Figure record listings
## begin
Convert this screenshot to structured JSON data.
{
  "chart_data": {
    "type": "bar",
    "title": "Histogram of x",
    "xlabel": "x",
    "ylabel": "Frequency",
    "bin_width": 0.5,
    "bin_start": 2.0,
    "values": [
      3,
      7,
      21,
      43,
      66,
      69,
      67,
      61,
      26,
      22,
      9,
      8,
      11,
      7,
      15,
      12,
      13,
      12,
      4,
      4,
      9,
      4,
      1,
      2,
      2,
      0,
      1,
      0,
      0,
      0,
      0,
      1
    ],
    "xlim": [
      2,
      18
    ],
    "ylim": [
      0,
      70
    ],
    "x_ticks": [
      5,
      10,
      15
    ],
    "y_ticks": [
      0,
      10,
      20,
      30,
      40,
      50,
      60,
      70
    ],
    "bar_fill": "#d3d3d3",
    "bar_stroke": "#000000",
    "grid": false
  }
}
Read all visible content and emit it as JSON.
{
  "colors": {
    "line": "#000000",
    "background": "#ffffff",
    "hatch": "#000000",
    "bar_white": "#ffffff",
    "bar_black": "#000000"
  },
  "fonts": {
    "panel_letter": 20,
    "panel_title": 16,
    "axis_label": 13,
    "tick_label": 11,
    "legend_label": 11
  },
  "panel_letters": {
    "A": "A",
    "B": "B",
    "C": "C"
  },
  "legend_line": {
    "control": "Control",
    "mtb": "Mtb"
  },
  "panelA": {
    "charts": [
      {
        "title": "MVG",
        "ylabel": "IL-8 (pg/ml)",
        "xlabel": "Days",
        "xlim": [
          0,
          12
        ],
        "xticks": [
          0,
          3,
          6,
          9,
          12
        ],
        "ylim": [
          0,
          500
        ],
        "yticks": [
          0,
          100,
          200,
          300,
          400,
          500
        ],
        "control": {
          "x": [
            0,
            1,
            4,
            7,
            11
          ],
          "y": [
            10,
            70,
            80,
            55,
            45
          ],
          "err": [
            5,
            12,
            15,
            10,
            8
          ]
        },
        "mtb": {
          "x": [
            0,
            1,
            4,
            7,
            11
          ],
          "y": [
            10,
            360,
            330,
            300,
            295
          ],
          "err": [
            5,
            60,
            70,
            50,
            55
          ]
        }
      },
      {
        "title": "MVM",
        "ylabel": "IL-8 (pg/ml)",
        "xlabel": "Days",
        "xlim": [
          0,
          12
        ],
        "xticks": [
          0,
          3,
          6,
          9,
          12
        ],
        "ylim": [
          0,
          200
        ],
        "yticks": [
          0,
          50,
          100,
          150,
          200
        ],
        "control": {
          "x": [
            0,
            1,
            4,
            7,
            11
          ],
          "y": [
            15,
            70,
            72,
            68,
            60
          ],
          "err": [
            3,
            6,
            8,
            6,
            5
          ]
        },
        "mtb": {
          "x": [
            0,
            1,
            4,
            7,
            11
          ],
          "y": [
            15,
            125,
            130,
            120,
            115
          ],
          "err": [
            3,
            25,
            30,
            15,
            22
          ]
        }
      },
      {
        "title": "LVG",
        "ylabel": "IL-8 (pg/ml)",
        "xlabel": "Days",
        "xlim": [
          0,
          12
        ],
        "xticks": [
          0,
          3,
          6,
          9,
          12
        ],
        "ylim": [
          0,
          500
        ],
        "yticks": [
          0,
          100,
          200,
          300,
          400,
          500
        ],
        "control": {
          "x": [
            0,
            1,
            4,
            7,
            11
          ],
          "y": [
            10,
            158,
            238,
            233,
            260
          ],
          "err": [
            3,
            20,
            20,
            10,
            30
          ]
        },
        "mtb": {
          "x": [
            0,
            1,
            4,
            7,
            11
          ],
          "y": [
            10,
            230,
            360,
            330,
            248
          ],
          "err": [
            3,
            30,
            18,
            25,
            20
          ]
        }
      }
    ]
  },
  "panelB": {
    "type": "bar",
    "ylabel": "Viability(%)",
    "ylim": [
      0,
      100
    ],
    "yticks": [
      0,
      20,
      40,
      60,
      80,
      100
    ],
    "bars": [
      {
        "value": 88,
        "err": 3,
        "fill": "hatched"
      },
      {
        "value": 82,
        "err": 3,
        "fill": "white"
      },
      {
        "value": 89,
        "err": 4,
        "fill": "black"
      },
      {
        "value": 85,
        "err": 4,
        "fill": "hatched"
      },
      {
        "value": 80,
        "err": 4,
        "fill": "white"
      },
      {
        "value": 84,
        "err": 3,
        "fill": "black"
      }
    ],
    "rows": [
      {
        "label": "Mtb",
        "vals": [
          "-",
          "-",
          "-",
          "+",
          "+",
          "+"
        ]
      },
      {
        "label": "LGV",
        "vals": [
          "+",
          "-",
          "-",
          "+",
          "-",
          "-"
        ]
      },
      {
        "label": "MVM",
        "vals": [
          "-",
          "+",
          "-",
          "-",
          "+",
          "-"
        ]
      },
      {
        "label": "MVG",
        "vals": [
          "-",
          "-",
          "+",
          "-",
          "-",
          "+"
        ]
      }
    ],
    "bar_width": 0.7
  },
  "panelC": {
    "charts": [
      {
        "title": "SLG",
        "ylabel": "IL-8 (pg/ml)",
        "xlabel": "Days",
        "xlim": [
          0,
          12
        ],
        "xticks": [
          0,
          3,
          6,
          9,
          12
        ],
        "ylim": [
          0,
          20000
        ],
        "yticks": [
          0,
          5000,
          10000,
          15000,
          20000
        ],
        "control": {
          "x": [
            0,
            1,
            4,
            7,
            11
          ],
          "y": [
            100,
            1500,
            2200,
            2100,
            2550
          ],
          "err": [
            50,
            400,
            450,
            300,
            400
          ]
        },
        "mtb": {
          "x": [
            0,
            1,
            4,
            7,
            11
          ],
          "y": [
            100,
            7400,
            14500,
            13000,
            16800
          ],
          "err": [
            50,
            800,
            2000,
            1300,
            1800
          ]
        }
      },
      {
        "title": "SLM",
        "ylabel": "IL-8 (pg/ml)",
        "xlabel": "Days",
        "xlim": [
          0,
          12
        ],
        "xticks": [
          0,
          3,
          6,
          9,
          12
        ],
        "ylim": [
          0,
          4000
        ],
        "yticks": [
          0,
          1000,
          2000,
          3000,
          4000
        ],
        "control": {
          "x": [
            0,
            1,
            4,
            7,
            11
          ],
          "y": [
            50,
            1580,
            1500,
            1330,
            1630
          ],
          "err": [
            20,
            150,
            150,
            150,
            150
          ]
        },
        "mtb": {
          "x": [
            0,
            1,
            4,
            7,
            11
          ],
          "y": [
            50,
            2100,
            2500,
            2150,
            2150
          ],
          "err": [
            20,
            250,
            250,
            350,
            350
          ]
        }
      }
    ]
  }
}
## end
Exercise brief:
Retype all of the data shown above, word for word.

Response:
Convert this screenshot to structured JSON data.
{
  "chart_data": {
    "type": "bar",
    "title": "Histogram of x",
    "xlabel": "x",
    "ylabel": "Frequency",
    "bin_width": 0.5,
    "bin_start": 2.0,
    "values": [
      3,
      7,
      21,
      43,
      66,
      69,
      67,
      61,
      26,
      22,
      9,
      8,
      11,
      7,
      15,
      12,
      13,
      12,
      4,
      4,
      9,
      4,
      1,
      2,
      2,
      0,
      1,
      0,
      0,
      0,
      0,
      1
    ],
    "xlim": [
      2,
      18
    ],
    "ylim": [
      0,
      70
    ],
    "x_ticks": [
      5,
      10,
      15
    ],
    "y_ticks": [
      0,
      10,
      20,
      30,
      40,
      50,
      60,
      70
    ],
    "bar_fill": "#d3d3d3",
    "bar_stroke": "#000000",
    "grid": false
  }
}
Read all visible content and emit it as JSON.
{
  "colors": {
    "line": "#000000",
    "background": "#ffffff",
    "hatch": "#000000",
    "bar_white": "#ffffff",
    "bar_black": "#000000"
  },
  "fonts": {
    "panel_letter": 20,
    "panel_title": 16,
    "axis_label": 13,
    "tick_label": 11,
    "legend_label": 11
  },
  "panel_letters": {
    "A": "A",
    "B": "B",
    "C": "C"
  },
  "legend_line": {
    "control": "Control",
    "mtb": "Mtb"
  },
  "panelA": {
    "charts": [
      {
        "title": "MVG",
        "ylabel": "IL-8 (pg/ml)",
        "xlabel": "Days",
        "xlim": [
          0,
          12
        ],
        "xticks": [
          0,
          3,
          6,
          9,
          12
        ],
        "ylim": [
          0,
          500
        ],
        "yticks": [
          0,
          100,
          200,
          300,
          400,
          500
        ],
        "control": {
          "x": [
            0,
            1,
            4,
            7,
            11
          ],
          "y": [
            10,
            70,
            80,
            55,
            45
          ],
          "err": [
            5,
            12,
            15,
            10,
            8
          ]
        },
        "mtb": {
          "x": [
            0,
            1,
            4,
            7,
            11
          ],
          "y": [
            10,
            360,
            330,
            300,
            295
          ],
          "err": [
            5,
            60,
            70,
            50,
            55
          ]
        }
      },
      {
        "title": "MVM",
        "ylabel": "IL-8 (pg/ml)",
        "xlabel": "Days",
        "xlim": [
          0,
          12
        ],
        "xticks": [
          0,
          3,
          6,
          9,
          12
        ],
        "ylim": [
          0,
          200
        ],
        "yticks": [
          0,
          50,
          100,
          150,
          200
        ],
        "control": {
          "x": [
            0,
            1,
            4,
            7,
            11
          ],
          "y": [
            15,
            70,
            72,
            68,
            60
          ],
          "err": [
            3,
            6,
            8,
            6,
            5
          ]
        },
        "mtb": {
          "x": [
            0,
            1,
            4,
            7,
            11
          ],
          "y": [
            15,
            125,
            130,
            120,
            115
          ],
          "err": [
            3,
            25,
            30,
            15,
            22
          ]
        }
      },
      {
        "title": "LVG",
        "ylabel": "IL-8 (pg/ml)",
        "xlabel": "Days",
        "xlim": [
          0,
          12
        ],
        "xticks": [
          0,
          3,
          6,
          9,
          12
        ],
        "ylim": [
          0,
          500
        ],
        "yticks": [
          0,
          100,
          200,
          300,
          400,
          500
        ],
        "control": {
          "x": [
            0,
            1,
            4,
            7,
            11
          ],
          "y": [
            10,
            158,
            238,
            233,
            260
          ],
          "err": [
            3,
            20,
            20,
            10,
            30
          ]
        },
        "mtb": {
          "x": [
            0,
            1,
            4,
            7,
            11
          ],
          "y": [
            10,
            230,
            360,
            330,
            248
          ],
          "err": [
            3,
            30,
            18,
            25,
            20
          ]
        }
      }
    ]
  },
  "panelB": {
    "type": "bar",
    "ylabel": "Viability(%)",
    "ylim": [
      0,
      100
    ],
    "yticks": [
      0,
      20,
      40,
      60,
      80,
      100
    ],
    "bars": [
      {
        "value": 88,
        "err": 3,
        "fill": "hatched"
      },
      {
        "value": 82,
        "err": 3,
        "fill": "white"
      },
      {
        "value": 89,
        "err": 4,
        "fill": "black"
      },
      {
        "value": 85,
        "err": 4,
        "fill": "hatched"
      },
      {
        "value": 80,
        "err": 4,
        "fill": "white"
      },
      {
        "value": 84,
        "err": 3,
        "fill": "black"
      }
    ],
    "rows": [
      {
        "label": "Mtb",
        "vals": [
          "-",
          "-",
          "-",
          "+",
          "+",
          "+"
        ]
      },
      {
        "label": "LGV",
        "vals": [
          "+",
          "-",
          "-",
          "+",
          "-",
          "-"
        ]
      },
      {
        "label": "MVM",
        "vals": [
          "-",
          "+",
          "-",
          "-",
          "+",
          "-"
        ]
      },
      {
        "label": "MVG",
        "vals": [
          "-",
          "-",
          "+",
          "-",
          "-",
          "+"
        ]
      }
    ],
    "bar_width": 0.7
  },
  "panelC": {
    "charts": [
      {
        "title": "SLG",
        "ylabel": "IL-8 (pg/ml)",
        "xlabel": "Days",
        "xlim": [
          0,
          12
        ],
        "xticks": [
          0,
          3,
          6,
          9,
          12
        ],
        "ylim": [
          0,
          20000
        ],
        "yticks": [
          0,
          5000,
          10000,
          15000,
          20000
        ],
        "control": {
          "x": [
            0,
            1,
            4,
            7,
            11
          ],
          "y": [
            100,
            1500,
            2200,
            2100,
            2550
          ],
          "err": [
            50,
            400,
            450,
            300,
            400
          ]
        },
        "mtb": {
          "x": [
            0,
            1,
            4,
            7,
            11
          ],
          "y": [
            100,
            7400,
            14500,
            13000,
            16800
          ],
          "err": [
            50,
            800,
            2000,
            1300,
            1800
          ]
        }
      },
      {
        "title": "SLM",
        "ylabel": "IL-8 (pg/ml)",
        "xlabel": "Days",
        "xlim": [
          0,
          12
        ],
        "xticks": [
          0,
          3,
          6,
          9,
          12
        ],
        "ylim": [
          0,
          4000
        ],
        "yticks": [
          0,
          1000,
          2000,
          3000,
          4000
        ],
        "control": {
          "x": [
            0,
            1,
            4,
            7,
            11
          ],
          "y": [
            50,
            1580,
            1500,
            1330,
            1630
          ],
          "err": [
            20,
            150,
            150,
            150,
            150
          ]
        },
        "mtb": {
          "x": [
            0,
            1,
            4,
            7,
            11
          ],
          "y": [
            50,
            2100,
            2500,
            2150,
            2150
          ],
          "err": [
            20,
            250,
            250,
            350,
            350
          ]
        }
      }
    ]
  }
}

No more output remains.